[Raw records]
%%

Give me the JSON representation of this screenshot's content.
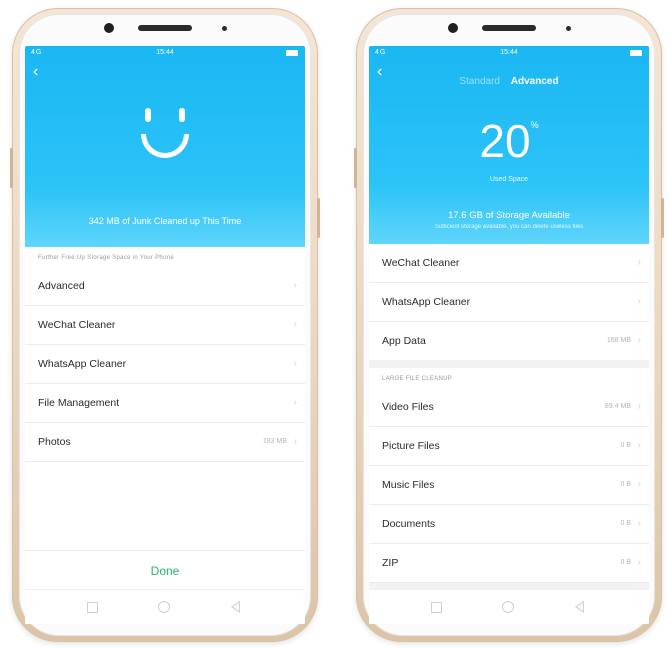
{
  "left_screen": {
    "status": {
      "signal": "4G",
      "time": "15:44"
    },
    "back_label": "‹",
    "junk_message": "342 MB of Junk Cleaned up This Time",
    "section_label": "Further Free Up Storage Space in Your Phone",
    "items": [
      {
        "label": "Advanced",
        "value": ""
      },
      {
        "label": "WeChat Cleaner",
        "value": ""
      },
      {
        "label": "WhatsApp Cleaner",
        "value": ""
      },
      {
        "label": "File Management",
        "value": ""
      },
      {
        "label": "Photos",
        "value": "183 MB"
      }
    ],
    "done_label": "Done"
  },
  "right_screen": {
    "status": {
      "signal": "4G",
      "time": "15:44"
    },
    "back_label": "‹",
    "tabs": {
      "standard": "Standard",
      "advanced": "Advanced"
    },
    "used_percent": "20",
    "percent_symbol": "%",
    "used_label": "Used Space",
    "available": "17.6 GB of Storage Available",
    "available_sub": "Sufficient storage available, you can delete useless files",
    "items_top": [
      {
        "label": "WeChat Cleaner",
        "value": ""
      },
      {
        "label": "WhatsApp Cleaner",
        "value": ""
      },
      {
        "label": "App Data",
        "value": "168 MB"
      }
    ],
    "large_section_label": "LARGE FILE CLEANUP",
    "items_large": [
      {
        "label": "Video Files",
        "value": "89.4 MB"
      },
      {
        "label": "Picture Files",
        "value": "0 B"
      },
      {
        "label": "Music Files",
        "value": "0 B"
      },
      {
        "label": "Documents",
        "value": "0 B"
      },
      {
        "label": "ZIP",
        "value": "0 B"
      }
    ]
  },
  "icons": {
    "chevron": "chevron-right-icon",
    "nav": [
      "recents-square-icon",
      "home-circle-icon",
      "back-triangle-icon"
    ]
  },
  "colors": {
    "header_blue": "#1bb7f3",
    "done_green": "#27b46b",
    "phone_gold": "#e9d5bd"
  }
}
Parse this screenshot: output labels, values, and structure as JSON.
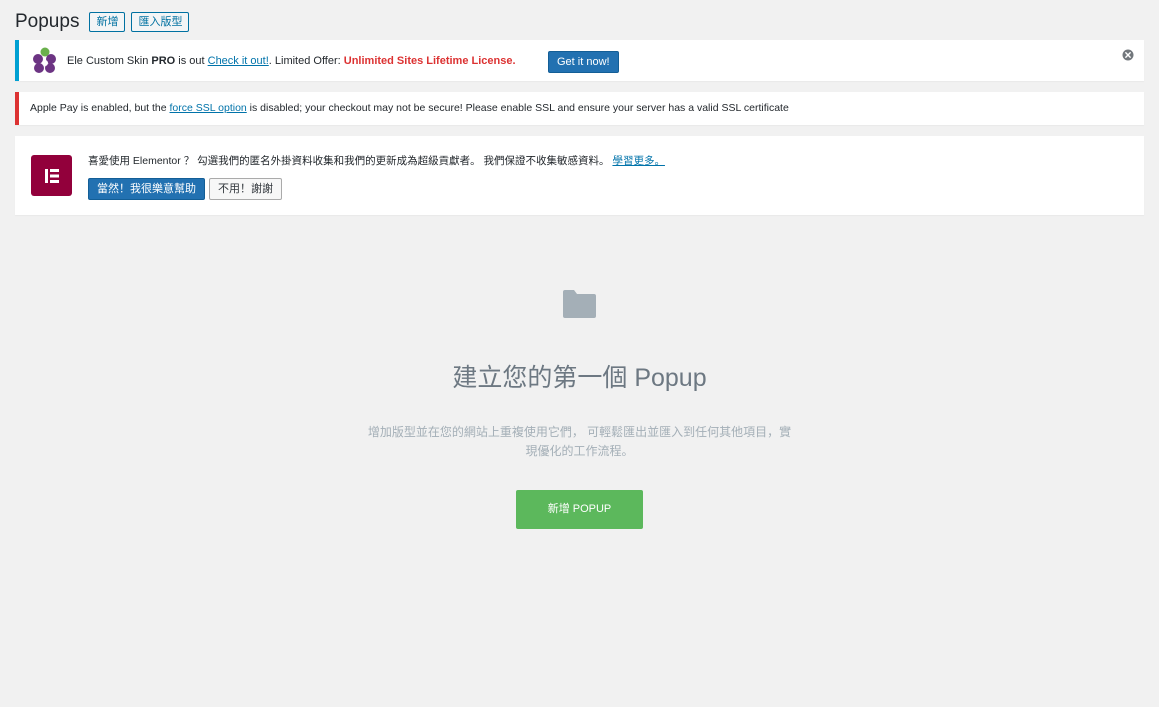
{
  "header": {
    "title": "Popups",
    "add_new_label": "新增",
    "import_label": "匯入版型"
  },
  "notices": {
    "ecs": {
      "text_prefix": "Ele Custom Skin ",
      "text_pro": "PRO",
      "text_is_out": " is out ",
      "link_label": "Check it out!",
      "text_limited": ". Limited Offer: ",
      "offer": "Unlimited Sites Lifetime License.",
      "cta_label": "Get it now!",
      "dismiss_icon": "circle-x-icon"
    },
    "applepay": {
      "text_before": "Apple Pay is enabled, but the ",
      "link_label": "force SSL option",
      "text_after": " is disabled; your checkout may not be secure! Please enable SSL and ensure your server has a valid SSL certificate"
    },
    "elementor": {
      "message": "喜愛使用 Elementor ？ 勾選我們的匿名外掛資料收集和我們的更新成為超級貢獻者。 我們保證不收集敏感資料。 ",
      "learn_more": "學習更多。",
      "accept_label": "當然！我很樂意幫助",
      "decline_label": "不用！謝謝"
    }
  },
  "empty_state": {
    "icon": "folder-icon",
    "title": "建立您的第一個 Popup",
    "description": "增加版型並在您的網站上重複使用它們， 可輕鬆匯出並匯入到任何其他項目，實現優化的工作流程。",
    "cta_label": "新增 POPUP"
  },
  "colors": {
    "background": "#f1f1f1",
    "wp_blue": "#0073aa",
    "info_border": "#00a0d2",
    "error_border": "#dc3232",
    "elementor_brand": "#92003b",
    "success_green": "#5cb85c"
  }
}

%%

SET EXERCISE
Quote every record above exactly, omitting any pictures they contain.

RESPONSE FOR THIS EXERCISE
Give me the JSON representation of this screenshot's content.
{
  "left_screen": {
    "status": {
      "signal": "4G",
      "time": "15:44"
    },
    "back_label": "‹",
    "junk_message": "342 MB of Junk Cleaned up This Time",
    "section_label": "Further Free Up Storage Space in Your Phone",
    "items": [
      {
        "label": "Advanced",
        "value": ""
      },
      {
        "label": "WeChat Cleaner",
        "value": ""
      },
      {
        "label": "WhatsApp Cleaner",
        "value": ""
      },
      {
        "label": "File Management",
        "value": ""
      },
      {
        "label": "Photos",
        "value": "183 MB"
      }
    ],
    "done_label": "Done"
  },
  "right_screen": {
    "status": {
      "signal": "4G",
      "time": "15:44"
    },
    "back_label": "‹",
    "tabs": {
      "standard": "Standard",
      "advanced": "Advanced"
    },
    "used_percent": "20",
    "percent_symbol": "%",
    "used_label": "Used Space",
    "available": "17.6 GB of Storage Available",
    "available_sub": "Sufficient storage available, you can delete useless files",
    "items_top": [
      {
        "label": "WeChat Cleaner",
        "value": ""
      },
      {
        "label": "WhatsApp Cleaner",
        "value": ""
      },
      {
        "label": "App Data",
        "value": "168 MB"
      }
    ],
    "large_section_label": "LARGE FILE CLEANUP",
    "items_large": [
      {
        "label": "Video Files",
        "value": "89.4 MB"
      },
      {
        "label": "Picture Files",
        "value": "0 B"
      },
      {
        "label": "Music Files",
        "value": "0 B"
      },
      {
        "label": "Documents",
        "value": "0 B"
      },
      {
        "label": "ZIP",
        "value": "0 B"
      }
    ]
  },
  "icons": {
    "chevron": "chevron-right-icon",
    "nav": [
      "recents-square-icon",
      "home-circle-icon",
      "back-triangle-icon"
    ]
  },
  "colors": {
    "header_blue": "#1bb7f3",
    "done_green": "#27b46b",
    "phone_gold": "#e9d5bd"
  }
}
Parse this screenshot: output labels, values, and structure as JSON.
{
  "header": {
    "title": "Popups",
    "add_new_label": "新增",
    "import_label": "匯入版型"
  },
  "notices": {
    "ecs": {
      "text_prefix": "Ele Custom Skin ",
      "text_pro": "PRO",
      "text_is_out": " is out ",
      "link_label": "Check it out!",
      "text_limited": ". Limited Offer: ",
      "offer": "Unlimited Sites Lifetime License.",
      "cta_label": "Get it now!",
      "dismiss_icon": "circle-x-icon"
    },
    "applepay": {
      "text_before": "Apple Pay is enabled, but the ",
      "link_label": "force SSL option",
      "text_after": " is disabled; your checkout may not be secure! Please enable SSL and ensure your server has a valid SSL certificate"
    },
    "elementor": {
      "message": "喜愛使用 Elementor ？ 勾選我們的匿名外掛資料收集和我們的更新成為超級貢獻者。 我們保證不收集敏感資料。 ",
      "learn_more": "學習更多。",
      "accept_label": "當然！我很樂意幫助",
      "decline_label": "不用！謝謝"
    }
  },
  "empty_state": {
    "icon": "folder-icon",
    "title": "建立您的第一個 Popup",
    "description": "增加版型並在您的網站上重複使用它們， 可輕鬆匯出並匯入到任何其他項目，實現優化的工作流程。",
    "cta_label": "新增 POPUP"
  },
  "colors": {
    "background": "#f1f1f1",
    "wp_blue": "#0073aa",
    "info_border": "#00a0d2",
    "error_border": "#dc3232",
    "elementor_brand": "#92003b",
    "success_green": "#5cb85c"
  }
}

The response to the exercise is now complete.